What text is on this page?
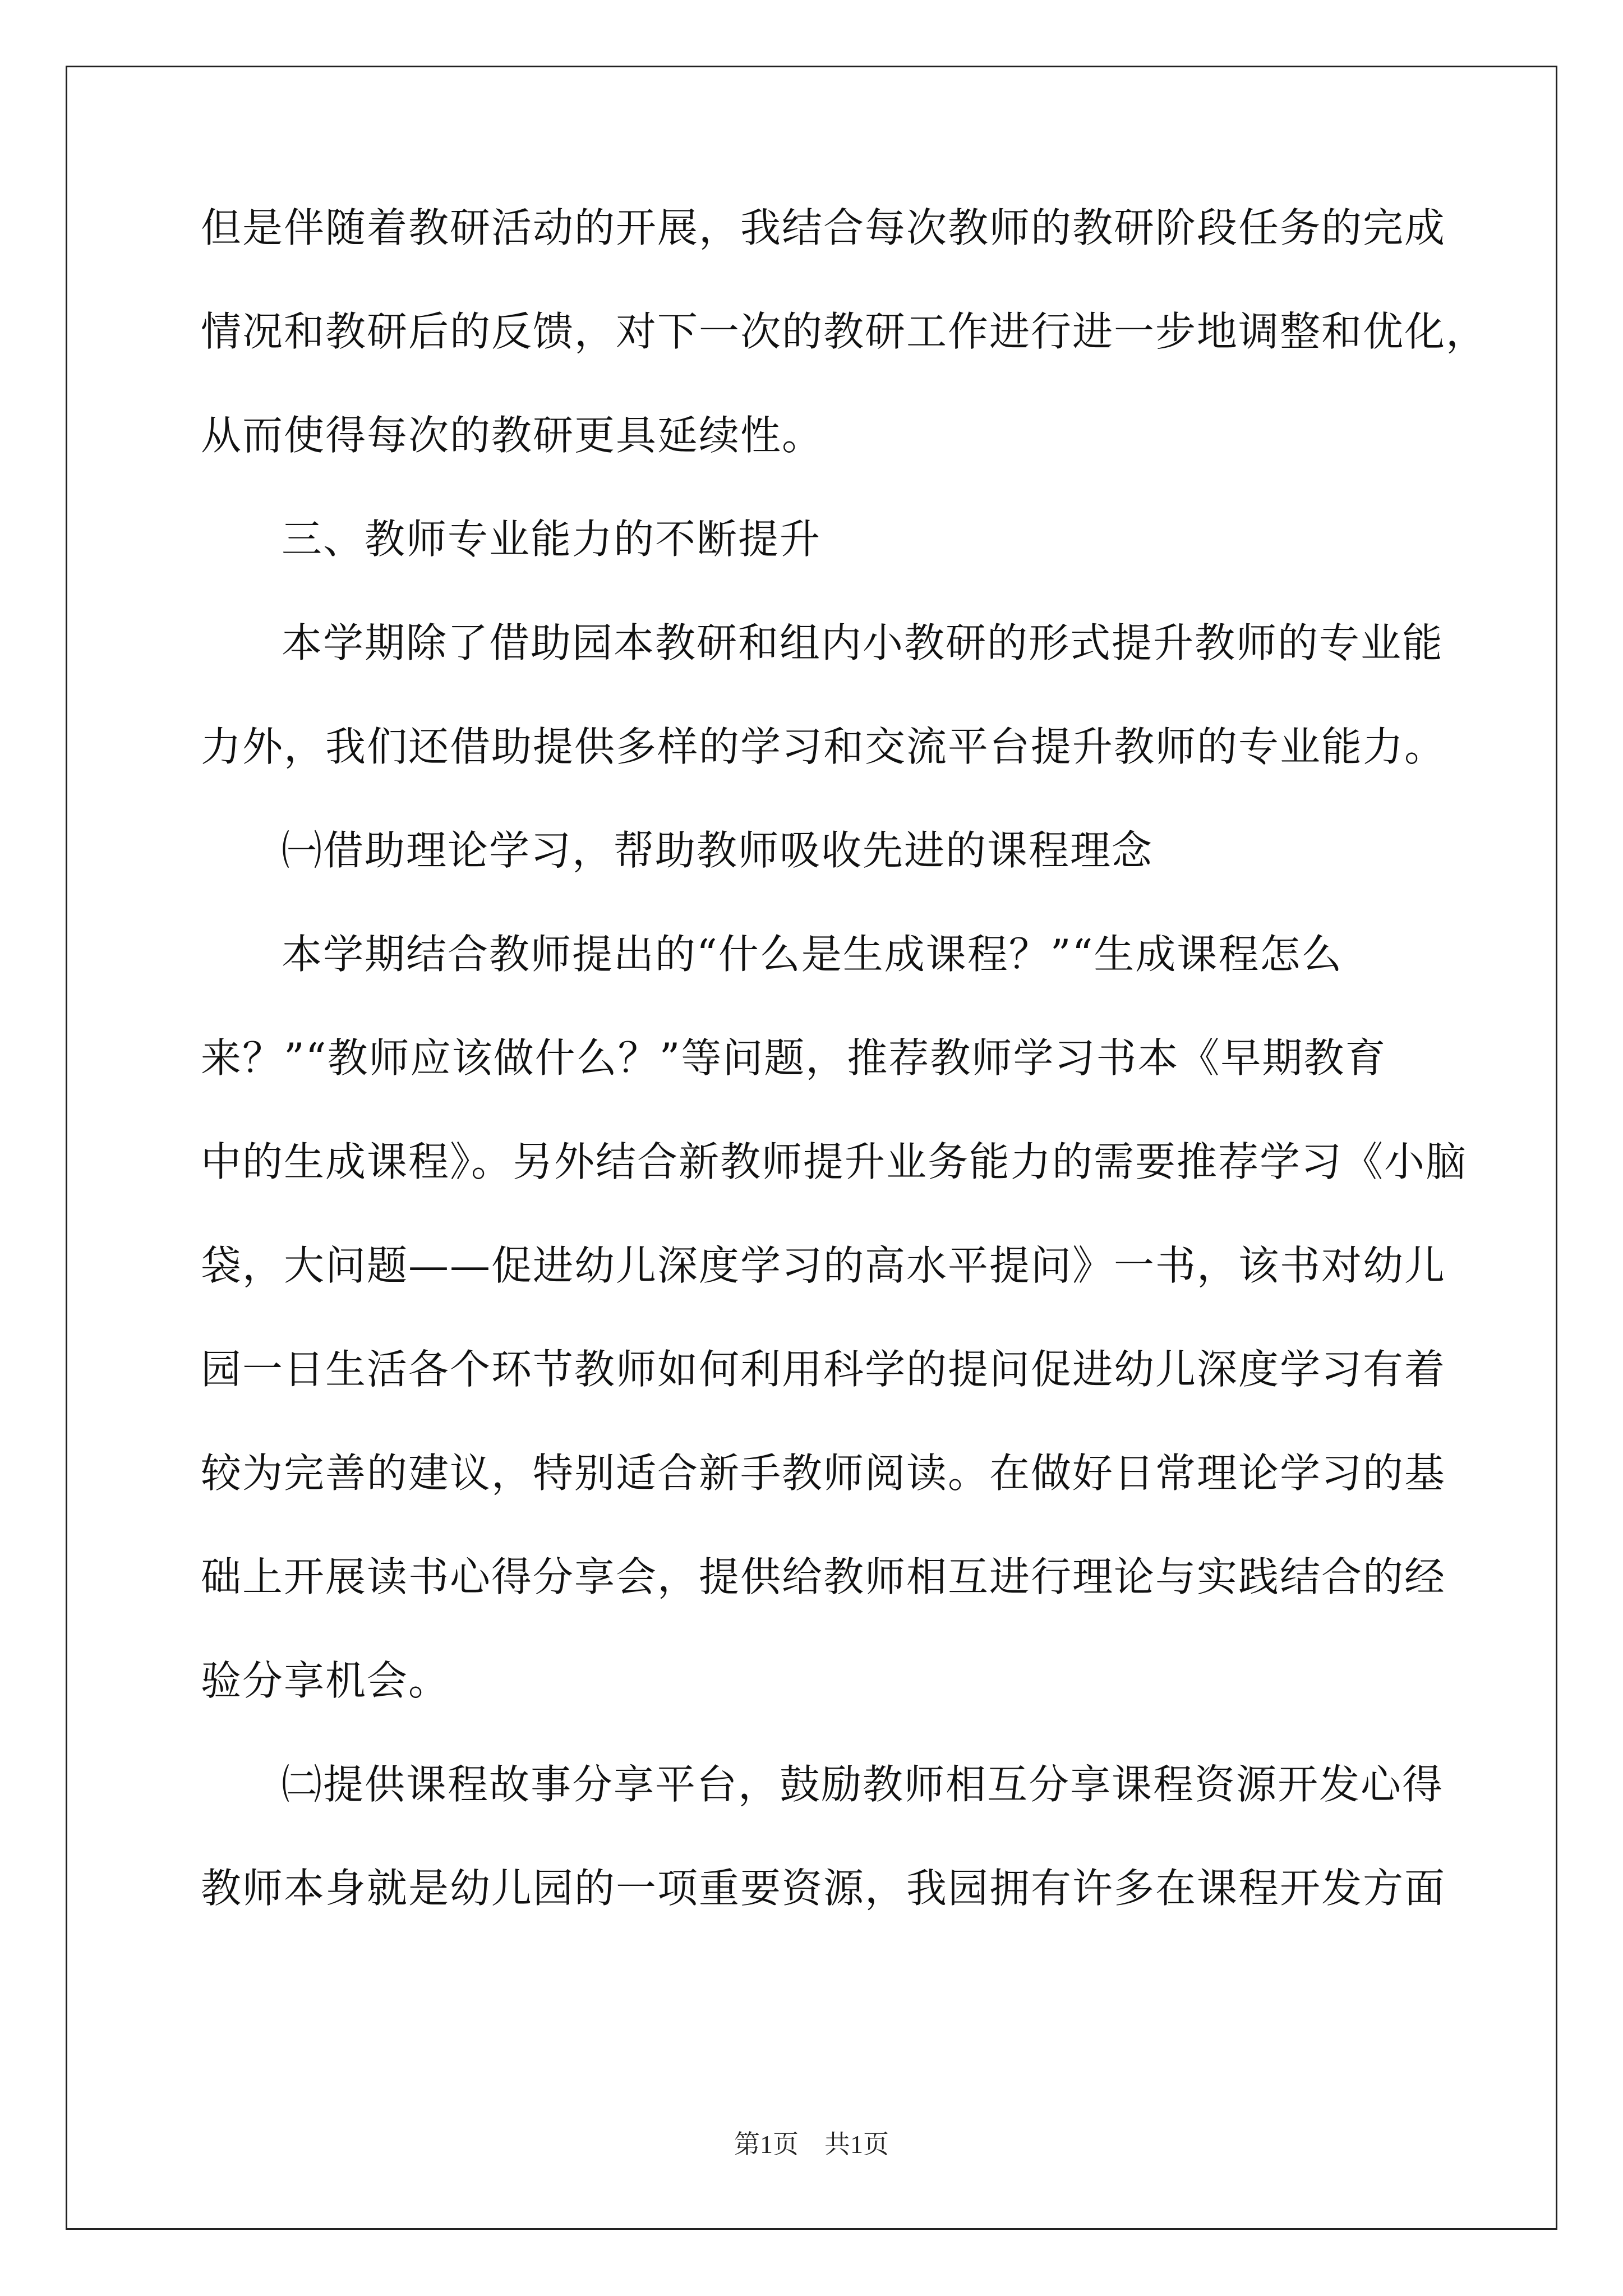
但是伴随着教研活动的开展，我结合每次教师的教研阶段任务的完成
情况和教研后的反馈，对下一次的教研工作进行进一步地调整和优化，
从而使得每次的教研更具延续性。
三、教师专业能力的不断提升
本学期除了借助园本教研和组内小教研的形式提升教师的专业能
力外，我们还借助提供多样的学习和交流平台提升教师的专业能力。
㈠借助理论学习，帮助教师吸收先进的课程理念
本学期结合教师提出的“什么是生成课程？”“生成课程怎么
来？”“教师应该做什么？”等问题，推荐教师学习书本《早期教育
中的生成课程》。另外结合新教师提升业务能力的需要推荐学习《小脑
袋，大问题——促进幼儿深度学习的高水平提问》一书，该书对幼儿
园一日生活各个环节教师如何利用科学的提问促进幼儿深度学习有着
较为完善的建议，特别适合新手教师阅读。在做好日常理论学习的基
础上开展读书心得分享会，提供给教师相互进行理论与实践结合的经
验分享机会。
㈡提供课程故事分享平台，鼓励教师相互分享课程资源开发心得
教师本身就是幼儿园的一项重要资源，我园拥有许多在课程开发方面
第1页　共1页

■ Goal of the exercise
What you return should match the records above word for word, minus the pictures.

■ Solution for this task
What text is on this page?
但是伴随着教研活动的开展，我结合每次教师的教研阶段任务的完成
情况和教研后的反馈，对下一次的教研工作进行进一步地调整和优化，
从而使得每次的教研更具延续性。
三、教师专业能力的不断提升
本学期除了借助园本教研和组内小教研的形式提升教师的专业能
力外，我们还借助提供多样的学习和交流平台提升教师的专业能力。
㈠借助理论学习，帮助教师吸收先进的课程理念
本学期结合教师提出的“什么是生成课程？”“生成课程怎么
来？”“教师应该做什么？”等问题，推荐教师学习书本《早期教育
中的生成课程》。另外结合新教师提升业务能力的需要推荐学习《小脑
袋，大问题——促进幼儿深度学习的高水平提问》一书，该书对幼儿
园一日生活各个环节教师如何利用科学的提问促进幼儿深度学习有着
较为完善的建议，特别适合新手教师阅读。在做好日常理论学习的基
础上开展读书心得分享会，提供给教师相互进行理论与实践结合的经
验分享机会。
㈡提供课程故事分享平台，鼓励教师相互分享课程资源开发心得
教师本身就是幼儿园的一项重要资源，我园拥有许多在课程开发方面
第1页　共1页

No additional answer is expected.